● STATED GOAL
Scan the listing below and copy every line holding "Output".

──────── MATERIAL FOR THIS EXERCISE ────────

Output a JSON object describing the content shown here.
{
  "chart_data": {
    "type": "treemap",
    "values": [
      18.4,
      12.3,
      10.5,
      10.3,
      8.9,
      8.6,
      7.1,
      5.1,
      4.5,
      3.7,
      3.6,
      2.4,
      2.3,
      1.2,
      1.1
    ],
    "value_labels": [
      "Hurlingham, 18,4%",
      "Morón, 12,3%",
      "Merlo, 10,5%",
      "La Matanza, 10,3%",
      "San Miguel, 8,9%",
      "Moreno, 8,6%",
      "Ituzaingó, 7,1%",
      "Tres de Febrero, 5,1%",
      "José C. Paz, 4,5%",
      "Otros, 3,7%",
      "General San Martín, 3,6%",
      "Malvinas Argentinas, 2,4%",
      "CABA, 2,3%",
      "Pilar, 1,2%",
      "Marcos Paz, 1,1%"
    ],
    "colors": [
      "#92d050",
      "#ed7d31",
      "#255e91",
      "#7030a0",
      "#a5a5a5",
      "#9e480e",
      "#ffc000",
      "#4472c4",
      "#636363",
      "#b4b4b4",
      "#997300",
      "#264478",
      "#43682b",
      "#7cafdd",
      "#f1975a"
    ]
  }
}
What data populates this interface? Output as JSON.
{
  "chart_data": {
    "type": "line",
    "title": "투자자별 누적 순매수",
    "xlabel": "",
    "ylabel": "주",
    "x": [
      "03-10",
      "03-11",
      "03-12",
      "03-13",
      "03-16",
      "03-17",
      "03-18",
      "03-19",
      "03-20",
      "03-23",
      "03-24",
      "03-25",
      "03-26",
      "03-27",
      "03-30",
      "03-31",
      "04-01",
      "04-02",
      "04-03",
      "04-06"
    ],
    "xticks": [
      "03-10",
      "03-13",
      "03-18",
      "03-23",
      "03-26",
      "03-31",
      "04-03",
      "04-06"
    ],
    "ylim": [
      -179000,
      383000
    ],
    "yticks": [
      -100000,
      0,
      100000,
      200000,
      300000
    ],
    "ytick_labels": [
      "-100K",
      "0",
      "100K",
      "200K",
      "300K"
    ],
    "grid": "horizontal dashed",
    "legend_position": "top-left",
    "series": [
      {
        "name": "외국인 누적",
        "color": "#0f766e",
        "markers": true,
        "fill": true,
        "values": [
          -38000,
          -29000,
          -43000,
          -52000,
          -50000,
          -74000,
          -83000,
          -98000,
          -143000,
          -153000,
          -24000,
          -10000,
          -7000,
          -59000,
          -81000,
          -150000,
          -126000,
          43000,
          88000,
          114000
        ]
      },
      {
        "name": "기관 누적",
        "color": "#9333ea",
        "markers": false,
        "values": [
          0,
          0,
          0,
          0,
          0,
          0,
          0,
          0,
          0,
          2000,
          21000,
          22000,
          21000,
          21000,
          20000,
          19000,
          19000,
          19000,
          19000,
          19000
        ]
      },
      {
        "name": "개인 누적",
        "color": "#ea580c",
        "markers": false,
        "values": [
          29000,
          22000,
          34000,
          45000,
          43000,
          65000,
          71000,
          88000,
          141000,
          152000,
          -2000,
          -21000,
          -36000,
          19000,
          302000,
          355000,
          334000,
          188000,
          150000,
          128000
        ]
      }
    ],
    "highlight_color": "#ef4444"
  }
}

────────

● COMPLETED TASK
Output a JSON object describing the content shown here.
What data populates this interface? Output as JSON.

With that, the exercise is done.